» **Supplied records**
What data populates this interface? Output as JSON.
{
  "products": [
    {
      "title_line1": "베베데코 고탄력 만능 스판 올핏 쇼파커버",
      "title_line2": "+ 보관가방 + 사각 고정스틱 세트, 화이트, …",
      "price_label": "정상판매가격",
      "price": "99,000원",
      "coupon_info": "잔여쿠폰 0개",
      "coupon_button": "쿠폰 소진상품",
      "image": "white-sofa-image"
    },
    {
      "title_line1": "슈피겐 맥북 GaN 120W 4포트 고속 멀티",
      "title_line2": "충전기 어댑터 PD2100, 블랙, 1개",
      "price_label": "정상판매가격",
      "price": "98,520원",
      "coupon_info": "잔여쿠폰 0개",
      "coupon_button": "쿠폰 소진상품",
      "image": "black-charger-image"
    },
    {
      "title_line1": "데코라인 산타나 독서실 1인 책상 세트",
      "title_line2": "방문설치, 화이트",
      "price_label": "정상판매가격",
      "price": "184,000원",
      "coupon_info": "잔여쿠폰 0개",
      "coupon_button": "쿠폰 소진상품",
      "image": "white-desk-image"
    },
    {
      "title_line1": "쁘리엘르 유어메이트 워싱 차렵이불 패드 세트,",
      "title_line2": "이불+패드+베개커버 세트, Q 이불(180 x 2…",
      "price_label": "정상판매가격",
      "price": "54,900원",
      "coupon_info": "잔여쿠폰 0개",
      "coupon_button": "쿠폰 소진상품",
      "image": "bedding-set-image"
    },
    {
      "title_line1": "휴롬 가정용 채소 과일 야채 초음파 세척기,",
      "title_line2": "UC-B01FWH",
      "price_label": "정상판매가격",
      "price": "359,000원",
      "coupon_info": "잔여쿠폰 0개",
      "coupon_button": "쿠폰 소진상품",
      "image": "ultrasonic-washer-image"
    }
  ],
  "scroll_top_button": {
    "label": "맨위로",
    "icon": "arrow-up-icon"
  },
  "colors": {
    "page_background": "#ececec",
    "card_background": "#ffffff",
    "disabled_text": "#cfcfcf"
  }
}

» **Task brief**
Scan the lines above for "image", then copy every one that has it.

» **The reply**
      "image": "white-sofa-image"
      "image": "black-charger-image"
      "image": "white-desk-image"
      "image": "bedding-set-image"
      "image": "ultrasonic-washer-image"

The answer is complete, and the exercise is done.